Extracted data entries

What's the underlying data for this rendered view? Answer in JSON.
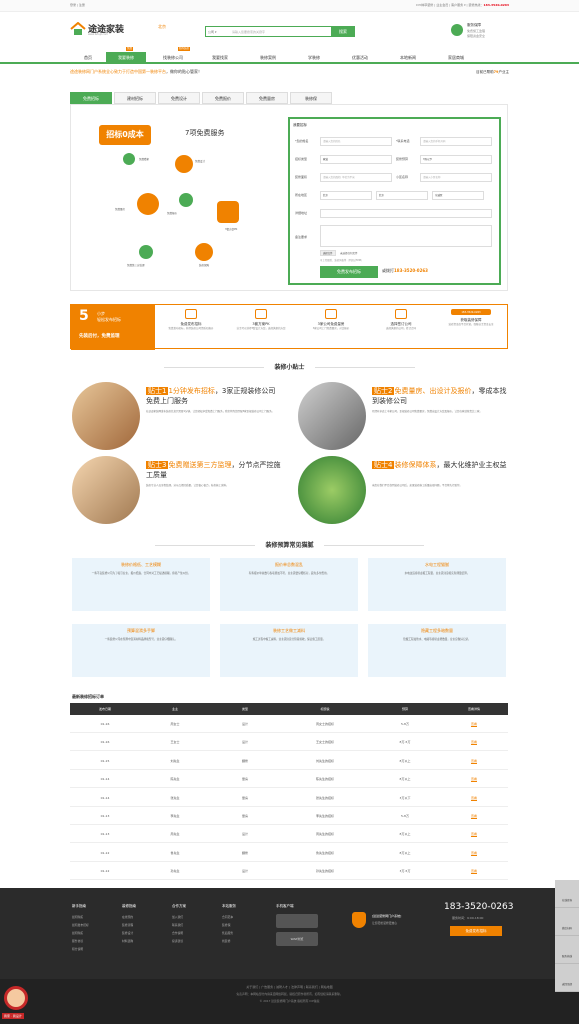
{
  "topbar": {
    "left": "登录 | 注册",
    "right_items": "DIY种草装修 | 业主会员 | 客户服务 ▾ | ",
    "phone_label": "装修热线：",
    "phone": "183-3520-0263"
  },
  "logo": {
    "title": "途途家装",
    "sub": "www.tutujz.com"
  },
  "city": "北京",
  "search": {
    "select": "公司 ▾",
    "placeholder": "请输入您要搜索的关键字",
    "button": "搜索"
  },
  "header_badge": {
    "title": "服务保障",
    "line1": "免费施工监理",
    "line2": "保障资金安全"
  },
  "nav": {
    "items": [
      "首页",
      "我要装修",
      "找装修公司",
      "我要找家",
      "装修案例",
      "学装修",
      "优惠活动",
      "本地新闻",
      "家居商城"
    ],
    "tags": [
      "免费",
      "助你装修"
    ]
  },
  "slogan": {
    "prefix": "途途装修网门户系统全心致力于打造",
    "accent": "中国第一装修平台",
    "suffix": "，做你的贴心管家！",
    "right_prefix": "目前已帮助",
    "right_num": "79",
    "right_suffix": "户业主"
  },
  "tabs": [
    "免费招标",
    "建材招标",
    "免费设计",
    "免费报价",
    "免费量房",
    "装修保"
  ],
  "zhaobiao": {
    "badge": "招标0成本",
    "services": "7项免费服务",
    "items": [
      "免费看家",
      "免费设计",
      "免费量房",
      "免费报价",
      "3套方案PK",
      "免费第三方监理",
      "装修保障"
    ]
  },
  "form": {
    "title": "我要招标",
    "labels": {
      "name": "*您的姓名",
      "phone": "*联系电话",
      "type": "招标类型",
      "budget": "装修预算",
      "area": "装修面积",
      "community": "小区名称",
      "region": "所在地区",
      "address": "详细地址",
      "note": "备注要求"
    },
    "placeholders": {
      "name": "请输入您的姓名",
      "phone": "请输入您的手机号码",
      "area": "请输入您的面积, 单位为平米",
      "community": "请输入小区名称"
    },
    "values": {
      "type": "家装",
      "budget": "3万以下",
      "province": "北京",
      "city": "北京",
      "district": "东城区"
    },
    "file_btn": "选择文件",
    "file_text": "未选择任何文件",
    "file_tip": "可上传图纸、装修风格等（不超过5MB）",
    "submit": "免费发布招标",
    "or_call": "或拨打",
    "phone": "183-3520-0263"
  },
  "steps": {
    "lead_num": "5",
    "lead_a": "小步",
    "lead_b": "轻松发布招标",
    "lead_c": "先装后付，免费监理",
    "items": [
      {
        "t": "免费发布招标",
        "d": "免费发布招标，获得装修公司资质和报价"
      },
      {
        "t": "3套方案PK",
        "d": "业主可以获得3套设计方案，选择满意的方案"
      },
      {
        "t": "3家公司免费量房",
        "d": "3家公司上门免费量房，对比报价"
      },
      {
        "t": "选择签订公司",
        "d": "选择满意的公司，签订合同"
      },
      {
        "t": "获取装修保障",
        "d": "装修资金由平台托管，保障业主资金安全"
      }
    ],
    "hotline": "183-3520-0263"
  },
  "tips_title": "装修小贴士",
  "tips": [
    {
      "badge": "贴士1",
      "accent": "1分钟发布招标",
      "title": "，3家正规装修公司免费上门服务",
      "desc": "在途途家装网发布装修信息只需要1分钟，让您轻松享受免费上门服务，我们将为您匹配3家正规装修公司上门服务。"
    },
    {
      "badge": "贴士2",
      "accent": "免费量房、出设计及报价",
      "title": "，零成本找到装修公司",
      "desc": "已经有多达上千家公司，正规装修公司免费量房，免费出设计方案及报价，让您在家就能货比三家。"
    },
    {
      "badge": "贴士3",
      "accent": "免费赠送第三方监理",
      "title": "，分节点严控施工质量",
      "desc": "装修专业人员全程监理，分节点把控质量，让您省心省力，杜绝偷工减料。"
    },
    {
      "badge": "贴士4",
      "accent": "装修保障体系",
      "title": "，最大化维护业主权益",
      "desc": "当您在我们平台找到装修公司后，如果装修施工质量出现问题，平台将先行赔付。"
    }
  ],
  "faq_title": "装修预算常见猫腻",
  "faq": [
    {
      "t": "装修价格低、工艺模糊",
      "d": "一些不良装修公司为了吸引业主，报价低廉，合同中对工艺描述模糊，容易产生纠纷。"
    },
    {
      "t": "报价单总数混乱",
      "d": "有些报价单总数与各项累加不符，业主需要仔细核对，避免多付费用。"
    },
    {
      "t": "水电工程猫腻",
      "d": "水电改造容易虚报工程量，业主需注意按实际测量结算。"
    },
    {
      "t": "预算混淆多手脚",
      "d": "一些装修公司在预算中混淆材料品牌和型号，业主需仔细确认。"
    },
    {
      "t": "装修工艺做工减料",
      "d": "施工过程中偷工减料，业主需注意分阶段验收，保证施工质量。"
    },
    {
      "t": "隐藏工程多暗数量",
      "d": "隐藏工程如防水、电路等容易虚增数量，业主应做好记录。"
    }
  ],
  "orders": {
    "title": "最新装修招标订单",
    "headers": [
      "发布日期",
      "业主",
      "类型",
      "标题说",
      "预算",
      "查看详情"
    ],
    "rows": [
      [
        "01-16",
        "周女士",
        "设计",
        "周女士的招标",
        "5-8万",
        "查看"
      ],
      [
        "01-16",
        "王女士",
        "设计",
        "王女士的招标",
        "8万-5万",
        "查看"
      ],
      [
        "01-15",
        "刘先生",
        "翻修",
        "刘先生的招标",
        "8万以上",
        "查看"
      ],
      [
        "01-14",
        "陈先生",
        "量房",
        "陈先生的招标",
        "8万以上",
        "查看"
      ],
      [
        "01-14",
        "张先生",
        "量房",
        "张先生的招标",
        "3万以下",
        "查看"
      ],
      [
        "01-13",
        "李先生",
        "量房",
        "李先生的招标",
        "5-8万",
        "查看"
      ],
      [
        "01-13",
        "周先生",
        "设计",
        "周先生的招标",
        "8万以上",
        "查看"
      ],
      [
        "01-12",
        "鲁先生",
        "翻修",
        "鲁先生的招标",
        "8万以上",
        "查看"
      ],
      [
        "01-12",
        "孙先生",
        "设计",
        "孙先生的招标",
        "3万-5万",
        "查看"
      ],
      [
        "01-11",
        "刘女士",
        "设计",
        "刘女士的招标",
        "8万以上",
        "查看"
      ],
      [
        "01-11",
        "刘先生",
        "量房",
        "刘先生的招标",
        "8万以上",
        "查看"
      ]
    ]
  },
  "footer": {
    "cols": [
      {
        "h": "新手指南",
        "i": [
          "如何购买",
          "如何发布招标",
          "如何购买",
          "服务协议",
          "积分说明"
        ]
      },
      {
        "h": "装修指南",
        "i": [
          "在线预约",
          "装修流程",
          "装修设计",
          "材料选购"
        ]
      },
      {
        "h": "合作方案",
        "i": [
          "加入我们",
          "联系我们",
          "合作说明",
          "投诉建议"
        ]
      },
      {
        "h": "本站服务",
        "i": [
          "合同范本",
          "装修保",
          "售后服务",
          "找装修"
        ]
      }
    ],
    "app": "手机客户端",
    "wap": "WAP浏览",
    "guard": "[途途装修网门户系统]",
    "guard_sub": "让您轻松装修更放心",
    "hotline": "183-3520-0263",
    "hours": "服务时间：9:00-18:00",
    "cta": "免费发布招标"
  },
  "bottom": {
    "links": "关于我们 | 广告服务 | 诚聘人才 | 法律声明 | 联系我们 | 网站地图",
    "line2": "免责声明：本网站部分内容来自网络转载，版权归原作者所有，如有侵权请联系删除。",
    "line3": "© 2017 途途装修网门户系统 版权所有 ICP备案"
  },
  "side": [
    "在线咨询",
    "微信扫码",
    "服务热线",
    "返回顶部"
  ],
  "mascot": "我家 · 我设计"
}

• GIVEN EXERCISE:
Transcribe the records verbatim and omit the images.

• THE RESULT:
What's the underlying data for this rendered view? Answer in JSON.
{
  "topbar": {
    "left": "登录 | 注册",
    "right_items": "DIY种草装修 | 业主会员 | 客户服务 ▾ | ",
    "phone_label": "装修热线：",
    "phone": "183-3520-0263"
  },
  "logo": {
    "title": "途途家装",
    "sub": "www.tutujz.com"
  },
  "city": "北京",
  "search": {
    "select": "公司 ▾",
    "placeholder": "请输入您要搜索的关键字",
    "button": "搜索"
  },
  "header_badge": {
    "title": "服务保障",
    "line1": "免费施工监理",
    "line2": "保障资金安全"
  },
  "nav": {
    "items": [
      "首页",
      "我要装修",
      "找装修公司",
      "我要找家",
      "装修案例",
      "学装修",
      "优惠活动",
      "本地新闻",
      "家居商城"
    ],
    "tags": [
      "免费",
      "助你装修"
    ]
  },
  "slogan": {
    "prefix": "途途装修网门户系统全心致力于打造",
    "accent": "中国第一装修平台",
    "suffix": "，做你的贴心管家！",
    "right_prefix": "目前已帮助",
    "right_num": "79",
    "right_suffix": "户业主"
  },
  "tabs": [
    "免费招标",
    "建材招标",
    "免费设计",
    "免费报价",
    "免费量房",
    "装修保"
  ],
  "zhaobiao": {
    "badge": "招标0成本",
    "services": "7项免费服务",
    "items": [
      "免费看家",
      "免费设计",
      "免费量房",
      "免费报价",
      "3套方案PK",
      "免费第三方监理",
      "装修保障"
    ]
  },
  "form": {
    "title": "我要招标",
    "labels": {
      "name": "*您的姓名",
      "phone": "*联系电话",
      "type": "招标类型",
      "budget": "装修预算",
      "area": "装修面积",
      "community": "小区名称",
      "region": "所在地区",
      "address": "详细地址",
      "note": "备注要求"
    },
    "placeholders": {
      "name": "请输入您的姓名",
      "phone": "请输入您的手机号码",
      "area": "请输入您的面积, 单位为平米",
      "community": "请输入小区名称"
    },
    "values": {
      "type": "家装",
      "budget": "3万以下",
      "province": "北京",
      "city": "北京",
      "district": "东城区"
    },
    "file_btn": "选择文件",
    "file_text": "未选择任何文件",
    "file_tip": "可上传图纸、装修风格等（不超过5MB）",
    "submit": "免费发布招标",
    "or_call": "或拨打",
    "phone": "183-3520-0263"
  },
  "steps": {
    "lead_num": "5",
    "lead_a": "小步",
    "lead_b": "轻松发布招标",
    "lead_c": "先装后付，免费监理",
    "items": [
      {
        "t": "免费发布招标",
        "d": "免费发布招标，获得装修公司资质和报价"
      },
      {
        "t": "3套方案PK",
        "d": "业主可以获得3套设计方案，选择满意的方案"
      },
      {
        "t": "3家公司免费量房",
        "d": "3家公司上门免费量房，对比报价"
      },
      {
        "t": "选择签订公司",
        "d": "选择满意的公司，签订合同"
      },
      {
        "t": "获取装修保障",
        "d": "装修资金由平台托管，保障业主资金安全"
      }
    ],
    "hotline": "183-3520-0263"
  },
  "tips_title": "装修小贴士",
  "tips": [
    {
      "badge": "贴士1",
      "accent": "1分钟发布招标",
      "title": "，3家正规装修公司免费上门服务",
      "desc": "在途途家装网发布装修信息只需要1分钟，让您轻松享受免费上门服务，我们将为您匹配3家正规装修公司上门服务。"
    },
    {
      "badge": "贴士2",
      "accent": "免费量房、出设计及报价",
      "title": "，零成本找到装修公司",
      "desc": "已经有多达上千家公司，正规装修公司免费量房，免费出设计方案及报价，让您在家就能货比三家。"
    },
    {
      "badge": "贴士3",
      "accent": "免费赠送第三方监理",
      "title": "，分节点严控施工质量",
      "desc": "装修专业人员全程监理，分节点把控质量，让您省心省力，杜绝偷工减料。"
    },
    {
      "badge": "贴士4",
      "accent": "装修保障体系",
      "title": "，最大化维护业主权益",
      "desc": "当您在我们平台找到装修公司后，如果装修施工质量出现问题，平台将先行赔付。"
    }
  ],
  "faq_title": "装修预算常见猫腻",
  "faq": [
    {
      "t": "装修价格低、工艺模糊",
      "d": "一些不良装修公司为了吸引业主，报价低廉，合同中对工艺描述模糊，容易产生纠纷。"
    },
    {
      "t": "报价单总数混乱",
      "d": "有些报价单总数与各项累加不符，业主需要仔细核对，避免多付费用。"
    },
    {
      "t": "水电工程猫腻",
      "d": "水电改造容易虚报工程量，业主需注意按实际测量结算。"
    },
    {
      "t": "预算混淆多手脚",
      "d": "一些装修公司在预算中混淆材料品牌和型号，业主需仔细确认。"
    },
    {
      "t": "装修工艺做工减料",
      "d": "施工过程中偷工减料，业主需注意分阶段验收，保证施工质量。"
    },
    {
      "t": "隐藏工程多暗数量",
      "d": "隐藏工程如防水、电路等容易虚增数量，业主应做好记录。"
    }
  ],
  "orders": {
    "title": "最新装修招标订单",
    "headers": [
      "发布日期",
      "业主",
      "类型",
      "标题说",
      "预算",
      "查看详情"
    ],
    "rows": [
      [
        "01-16",
        "周女士",
        "设计",
        "周女士的招标",
        "5-8万",
        "查看"
      ],
      [
        "01-16",
        "王女士",
        "设计",
        "王女士的招标",
        "8万-5万",
        "查看"
      ],
      [
        "01-15",
        "刘先生",
        "翻修",
        "刘先生的招标",
        "8万以上",
        "查看"
      ],
      [
        "01-14",
        "陈先生",
        "量房",
        "陈先生的招标",
        "8万以上",
        "查看"
      ],
      [
        "01-14",
        "张先生",
        "量房",
        "张先生的招标",
        "3万以下",
        "查看"
      ],
      [
        "01-13",
        "李先生",
        "量房",
        "李先生的招标",
        "5-8万",
        "查看"
      ],
      [
        "01-13",
        "周先生",
        "设计",
        "周先生的招标",
        "8万以上",
        "查看"
      ],
      [
        "01-12",
        "鲁先生",
        "翻修",
        "鲁先生的招标",
        "8万以上",
        "查看"
      ],
      [
        "01-12",
        "孙先生",
        "设计",
        "孙先生的招标",
        "3万-5万",
        "查看"
      ],
      [
        "01-11",
        "刘女士",
        "设计",
        "刘女士的招标",
        "8万以上",
        "查看"
      ],
      [
        "01-11",
        "刘先生",
        "量房",
        "刘先生的招标",
        "8万以上",
        "查看"
      ]
    ]
  },
  "footer": {
    "cols": [
      {
        "h": "新手指南",
        "i": [
          "如何购买",
          "如何发布招标",
          "如何购买",
          "服务协议",
          "积分说明"
        ]
      },
      {
        "h": "装修指南",
        "i": [
          "在线预约",
          "装修流程",
          "装修设计",
          "材料选购"
        ]
      },
      {
        "h": "合作方案",
        "i": [
          "加入我们",
          "联系我们",
          "合作说明",
          "投诉建议"
        ]
      },
      {
        "h": "本站服务",
        "i": [
          "合同范本",
          "装修保",
          "售后服务",
          "找装修"
        ]
      }
    ],
    "app": "手机客户端",
    "wap": "WAP浏览",
    "guard": "[途途装修网门户系统]",
    "guard_sub": "让您轻松装修更放心",
    "hotline": "183-3520-0263",
    "hours": "服务时间：9:00-18:00",
    "cta": "免费发布招标"
  },
  "bottom": {
    "links": "关于我们 | 广告服务 | 诚聘人才 | 法律声明 | 联系我们 | 网站地图",
    "line2": "免责声明：本网站部分内容来自网络转载，版权归原作者所有，如有侵权请联系删除。",
    "line3": "© 2017 途途装修网门户系统 版权所有 ICP备案"
  },
  "side": [
    "在线咨询",
    "微信扫码",
    "服务热线",
    "返回顶部"
  ],
  "mascot": "我家 · 我设计"
}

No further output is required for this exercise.